Set exercise — Restate each line word for word. Leave out every picture.

Excerpted data —
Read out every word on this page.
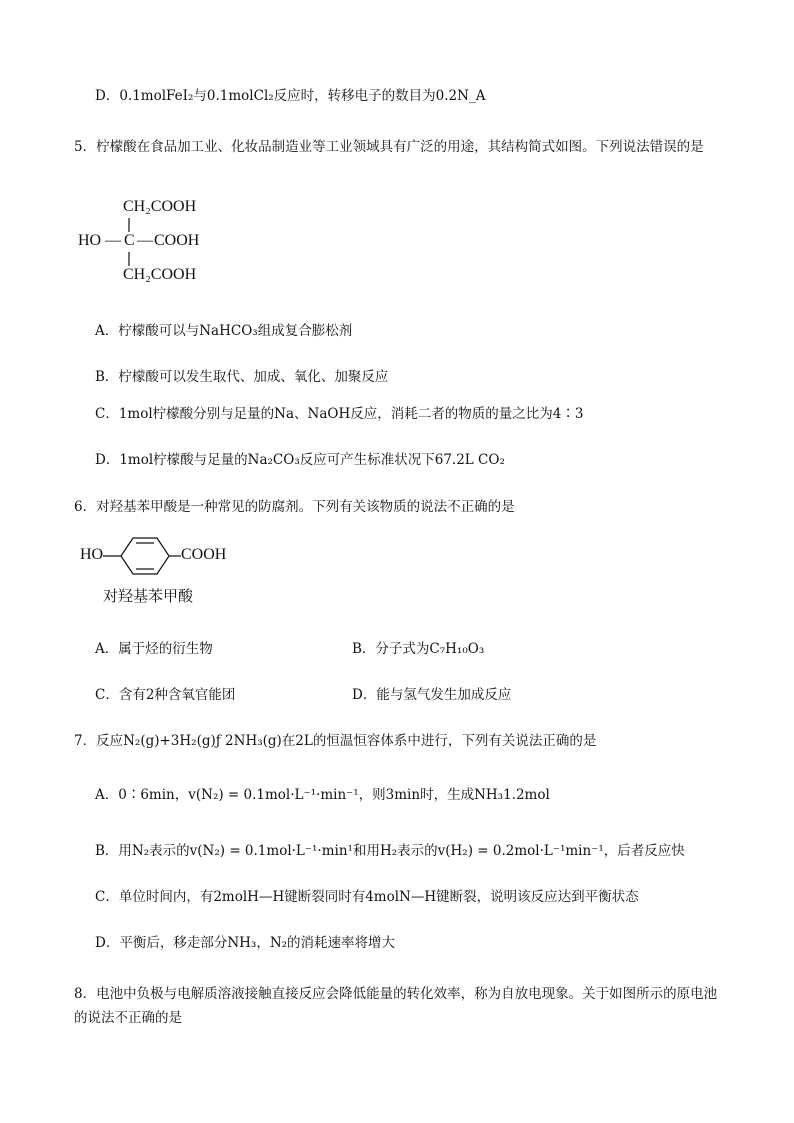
D．0.1molFeI₂与0.1molCl₂反应时，转移电子的数目为0.2N_A
5．柠檬酸在食品加工业、化妆品制造业等工业领域具有广泛的用途，其结构简式如图。下列说法错误的是
CH₂COOH
HO — C — COOH
CH₂COOH
A．柠檬酸可以与NaHCO₃组成复合膨松剂
B．柠檬酸可以发生取代、加成、氧化、加聚反应
C．1mol柠檬酸分别与足量的Na、NaOH反应，消耗二者的物质的量之比为4∶3
D．1mol柠檬酸与足量的Na₂CO₃反应可产生标准状况下67.2L CO₂
6．对羟基苯甲酸是一种常见的防腐剂。下列有关该物质的说法不正确的是
HO	COOH
对羟基苯甲酸
A．属于烃的衍生物	B．分子式为C₇H₁₀O₃
C．含有2种含氧官能团	D．能与氢气发生加成反应
7．反应N₂(g)+3H₂(g)ƒ 2NH₃(g)在2L的恒温恒容体系中进行，下列有关说法正确的是
A．0∶6min，v(N₂) = 0.1mol·L⁻¹·min⁻¹，则3min时，生成NH₃1.2mol
B．用N₂表示的v(N₂) = 0.1mol·L⁻¹·min¹和用H₂表示的v(H₂) = 0.2mol·L⁻¹min⁻¹，后者反应快
C．单位时间内，有2molH—H键断裂同时有4molN—H键断裂，说明该反应达到平衡状态
D．平衡后，移走部分NH₃，N₂的消耗速率将增大
8．电池中负极与电解质溶液接触直接反应会降低能量的转化效率，称为自放电现象。关于如图所示的原电池的说法不正确的是
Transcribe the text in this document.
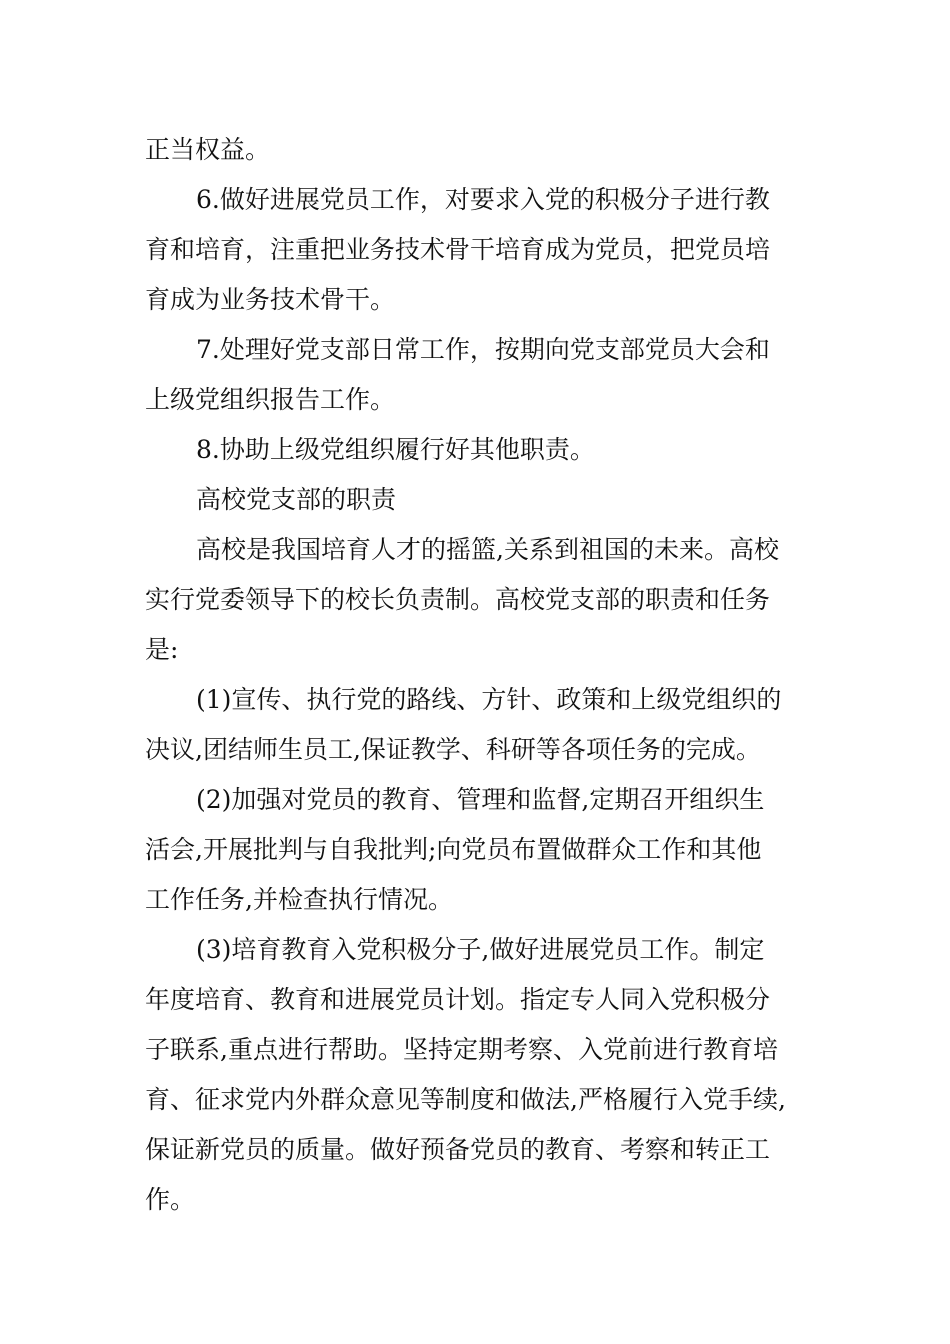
正当权益。
6.做好进展党员工作，对要求入党的积极分子进行教
育和培育，注重把业务技术骨干培育成为党员，把党员培
育成为业务技术骨干。
7.处理好党支部日常工作，按期向党支部党员大会和
上级党组织报告工作。
8.协助上级党组织履行好其他职责。
高校党支部的职责
高校是我国培育人才的摇篮,关系到祖国的未来。高校
实行党委领导下的校长负责制。高校党支部的职责和任务
是:
(1)宣传、执行党的路线、方针、政策和上级党组织的
决议,团结师生员工,保证教学、科研等各项任务的完成。
(2)加强对党员的教育、管理和监督,定期召开组织生
活会,开展批判与自我批判;向党员布置做群众工作和其他
工作任务,并检查执行情况。
(3)培育教育入党积极分子,做好进展党员工作。制定
年度培育、教育和进展党员计划。指定专人同入党积极分
子联系,重点进行帮助。坚持定期考察、入党前进行教育培
育、征求党内外群众意见等制度和做法,严格履行入党手续,
保证新党员的质量。做好预备党员的教育、考察和转正工
作。
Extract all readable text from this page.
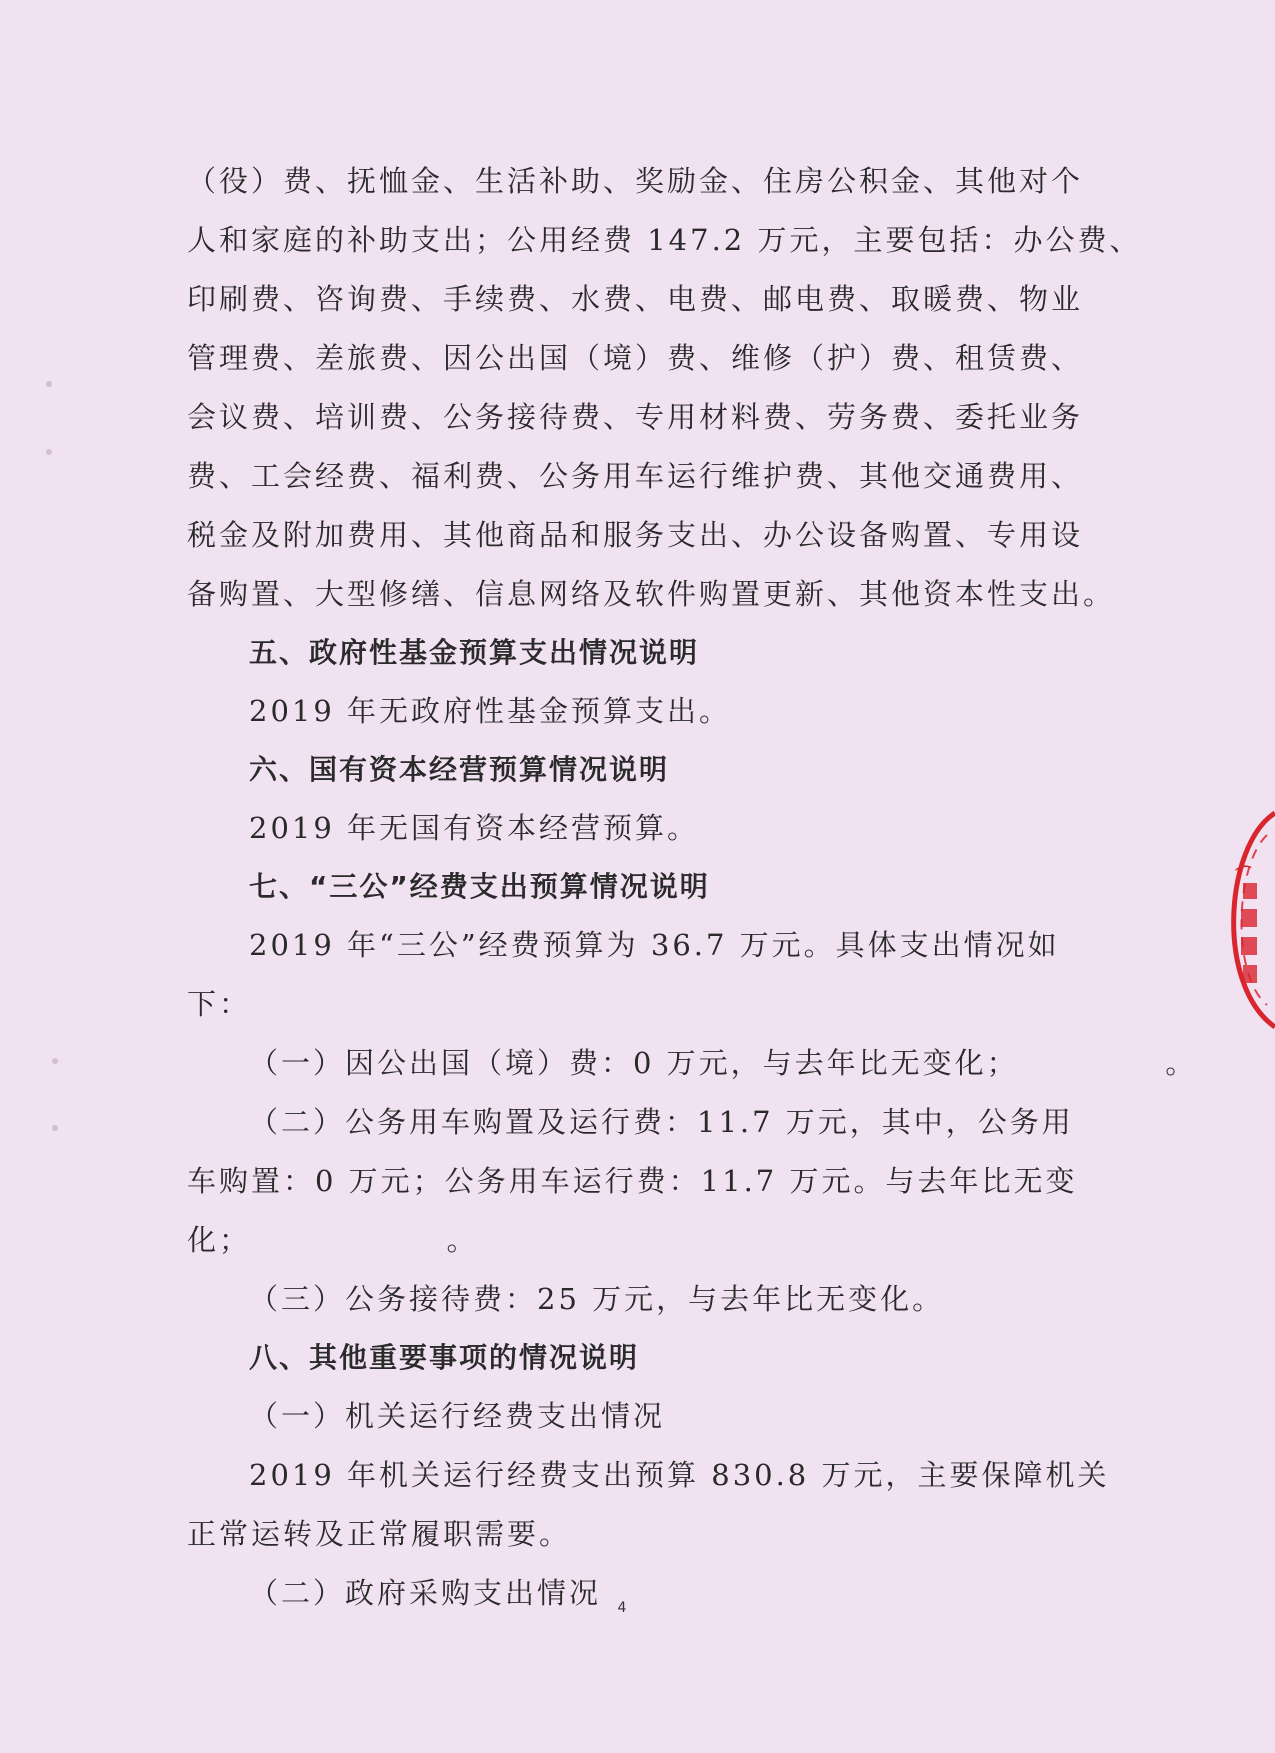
（役）费、抚恤金、生活补助、奖励金、住房公积金、其他对个
人和家庭的补助支出；公用经费 147.2 万元，主要包括：办公费、
印刷费、咨询费、手续费、水费、电费、邮电费、取暖费、物业
管理费、差旅费、因公出国（境）费、维修（护）费、租赁费、
会议费、培训费、公务接待费、专用材料费、劳务费、委托业务
费、工会经费、福利费、公务用车运行维护费、其他交通费用、
税金及附加费用、其他商品和服务支出、办公设备购置、专用设
备购置、大型修缮、信息网络及软件购置更新、其他资本性支出。

五、政府性基金预算支出情况说明

2019 年无政府性基金预算支出。

六、国有资本经营预算情况说明

2019 年无国有资本经营预算。

七、“三公”经费支出预算情况说明

2019 年“三公”经费预算为 36.7 万元。具体支出情况如下：

（一）因公出国（境）费：0 万元，与去年比无变化；            。

（二）公务用车购置及运行费：11.7 万元，其中，公务用
车购置：0 万元；公务用车运行费：11.7 万元。与去年比无变
化；                。

（三）公务接待费：25 万元，与去年比无变化。

八、其他重要事项的情况说明

（一）机关运行经费支出情况

2019 年机关运行经费支出预算 830.8 万元，主要保障机关
正常运转及正常履职需要。

（二）政府采购支出情况	4
(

Written response —
Read out every word on this page.
D．0.1molFeI₂与0.1molCl₂反应时，转移电子的数目为0.2N_A
5．柠檬酸在食品加工业、化妆品制造业等工业领域具有广泛的用途，其结构简式如图。下列说法错误的是
CH₂COOH
HO — C — COOH
CH₂COOH
A．柠檬酸可以与NaHCO₃组成复合膨松剂
B．柠檬酸可以发生取代、加成、氧化、加聚反应
C．1mol柠檬酸分别与足量的Na、NaOH反应，消耗二者的物质的量之比为4∶3
D．1mol柠檬酸与足量的Na₂CO₃反应可产生标准状况下67.2L CO₂
6．对羟基苯甲酸是一种常见的防腐剂。下列有关该物质的说法不正确的是
HO	COOH
对羟基苯甲酸
A．属于烃的衍生物	B．分子式为C₇H₁₀O₃
C．含有2种含氧官能团	D．能与氢气发生加成反应
7．反应N₂(g)+3H₂(g)ƒ 2NH₃(g)在2L的恒温恒容体系中进行，下列有关说法正确的是
A．0∶6min，v(N₂) = 0.1mol·L⁻¹·min⁻¹，则3min时，生成NH₃1.2mol
B．用N₂表示的v(N₂) = 0.1mol·L⁻¹·min¹和用H₂表示的v(H₂) = 0.2mol·L⁻¹min⁻¹，后者反应快
C．单位时间内，有2molH—H键断裂同时有4molN—H键断裂，说明该反应达到平衡状态
D．平衡后，移走部分NH₃，N₂的消耗速率将增大
8．电池中负极与电解质溶液接触直接反应会降低能量的转化效率，称为自放电现象。关于如图所示的原电池的说法不正确的是
Transcribe the text in this document.
正当权益。
6.做好进展党员工作，对要求入党的积极分子进行教
育和培育，注重把业务技术骨干培育成为党员，把党员培
育成为业务技术骨干。
7.处理好党支部日常工作，按期向党支部党员大会和
上级党组织报告工作。
8.协助上级党组织履行好其他职责。
高校党支部的职责
高校是我国培育人才的摇篮,关系到祖国的未来。高校
实行党委领导下的校长负责制。高校党支部的职责和任务
是:
(1)宣传、执行党的路线、方针、政策和上级党组织的
决议,团结师生员工,保证教学、科研等各项任务的完成。
(2)加强对党员的教育、管理和监督,定期召开组织生
活会,开展批判与自我批判;向党员布置做群众工作和其他
工作任务,并检查执行情况。
(3)培育教育入党积极分子,做好进展党员工作。制定
年度培育、教育和进展党员计划。指定专人同入党积极分
子联系,重点进行帮助。坚持定期考察、入党前进行教育培
育、征求党内外群众意见等制度和做法,严格履行入党手续,
保证新党员的质量。做好预备党员的教育、考察和转正工
作。
Extract all readable text from this page.
（役）费、抚恤金、生活补助、奖励金、住房公积金、其他对个
人和家庭的补助支出；公用经费 147.2 万元，主要包括：办公费、
印刷费、咨询费、手续费、水费、电费、邮电费、取暖费、物业
管理费、差旅费、因公出国（境）费、维修（护）费、租赁费、
会议费、培训费、公务接待费、专用材料费、劳务费、委托业务
费、工会经费、福利费、公务用车运行维护费、其他交通费用、
税金及附加费用、其他商品和服务支出、办公设备购置、专用设
备购置、大型修缮、信息网络及软件购置更新、其他资本性支出。

五、政府性基金预算支出情况说明

2019 年无政府性基金预算支出。

六、国有资本经营预算情况说明

2019 年无国有资本经营预算。

七、“三公”经费支出预算情况说明

2019 年“三公”经费预算为 36.7 万元。具体支出情况如下：

（一）因公出国（境）费：0 万元，与去年比无变化；            。

（二）公务用车购置及运行费：11.7 万元，其中，公务用
车购置：0 万元；公务用车运行费：11.7 万元。与去年比无变
化；                。

（三）公务接待费：25 万元，与去年比无变化。

八、其他重要事项的情况说明

（一）机关运行经费支出情况

2019 年机关运行经费支出预算 830.8 万元，主要保障机关
正常运转及正常履职需要。

（二）政府采购支出情况	4
(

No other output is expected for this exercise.